::: SOURCE RECORDS :::
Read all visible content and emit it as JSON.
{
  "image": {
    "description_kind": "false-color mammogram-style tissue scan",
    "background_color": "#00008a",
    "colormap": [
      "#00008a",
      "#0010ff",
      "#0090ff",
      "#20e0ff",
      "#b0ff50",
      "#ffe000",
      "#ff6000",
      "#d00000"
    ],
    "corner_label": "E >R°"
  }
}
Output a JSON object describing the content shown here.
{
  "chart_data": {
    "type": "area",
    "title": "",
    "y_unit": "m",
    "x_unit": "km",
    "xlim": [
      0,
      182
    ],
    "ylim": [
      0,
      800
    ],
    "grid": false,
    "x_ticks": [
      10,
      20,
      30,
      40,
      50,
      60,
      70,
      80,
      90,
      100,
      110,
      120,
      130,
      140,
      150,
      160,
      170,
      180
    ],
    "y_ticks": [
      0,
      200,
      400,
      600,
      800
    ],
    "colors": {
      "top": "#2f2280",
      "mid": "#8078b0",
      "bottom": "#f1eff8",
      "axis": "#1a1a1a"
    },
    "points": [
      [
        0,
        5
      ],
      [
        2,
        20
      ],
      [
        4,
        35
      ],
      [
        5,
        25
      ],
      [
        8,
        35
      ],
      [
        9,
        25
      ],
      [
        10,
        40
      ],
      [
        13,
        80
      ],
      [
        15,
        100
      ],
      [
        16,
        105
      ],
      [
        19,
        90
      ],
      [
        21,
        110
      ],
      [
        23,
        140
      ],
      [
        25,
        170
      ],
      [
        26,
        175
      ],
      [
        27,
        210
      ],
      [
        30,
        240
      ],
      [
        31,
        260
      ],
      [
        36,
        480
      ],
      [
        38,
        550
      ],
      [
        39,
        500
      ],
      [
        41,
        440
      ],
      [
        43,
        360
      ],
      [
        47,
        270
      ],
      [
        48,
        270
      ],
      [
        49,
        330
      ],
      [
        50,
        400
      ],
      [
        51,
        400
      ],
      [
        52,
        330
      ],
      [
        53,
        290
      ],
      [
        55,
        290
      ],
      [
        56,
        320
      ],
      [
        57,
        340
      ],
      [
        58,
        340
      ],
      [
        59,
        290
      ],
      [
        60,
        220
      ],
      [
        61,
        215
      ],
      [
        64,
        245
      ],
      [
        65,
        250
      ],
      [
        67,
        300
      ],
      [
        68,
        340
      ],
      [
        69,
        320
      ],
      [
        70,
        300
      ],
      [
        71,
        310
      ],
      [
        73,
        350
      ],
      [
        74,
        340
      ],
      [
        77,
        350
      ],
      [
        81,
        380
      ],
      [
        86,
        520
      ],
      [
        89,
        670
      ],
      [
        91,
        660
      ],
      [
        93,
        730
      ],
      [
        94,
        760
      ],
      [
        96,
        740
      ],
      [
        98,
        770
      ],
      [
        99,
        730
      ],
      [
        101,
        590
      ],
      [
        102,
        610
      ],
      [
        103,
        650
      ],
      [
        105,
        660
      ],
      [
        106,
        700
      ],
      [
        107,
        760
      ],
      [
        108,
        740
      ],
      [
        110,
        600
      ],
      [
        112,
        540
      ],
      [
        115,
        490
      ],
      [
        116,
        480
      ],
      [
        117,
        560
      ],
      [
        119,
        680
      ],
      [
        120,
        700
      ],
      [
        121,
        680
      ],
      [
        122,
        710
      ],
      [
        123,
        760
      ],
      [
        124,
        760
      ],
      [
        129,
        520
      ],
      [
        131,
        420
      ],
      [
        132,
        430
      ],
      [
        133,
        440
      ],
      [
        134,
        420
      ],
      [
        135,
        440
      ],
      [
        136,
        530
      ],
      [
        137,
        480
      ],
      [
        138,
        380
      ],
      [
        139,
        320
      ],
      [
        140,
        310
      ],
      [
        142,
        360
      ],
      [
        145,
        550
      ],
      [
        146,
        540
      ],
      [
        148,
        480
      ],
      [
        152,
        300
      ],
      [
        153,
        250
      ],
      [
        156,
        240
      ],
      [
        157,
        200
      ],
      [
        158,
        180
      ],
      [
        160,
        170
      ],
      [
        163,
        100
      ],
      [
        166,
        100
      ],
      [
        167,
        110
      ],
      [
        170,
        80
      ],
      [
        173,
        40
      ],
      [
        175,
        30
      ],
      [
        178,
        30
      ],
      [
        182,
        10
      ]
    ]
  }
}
:::
> _WHAT TO PRODUCE_
Say how many lines of the data include the string "false". Nothing other than the number should be given.

> _RESPONSE TO THE EXERCISE_
2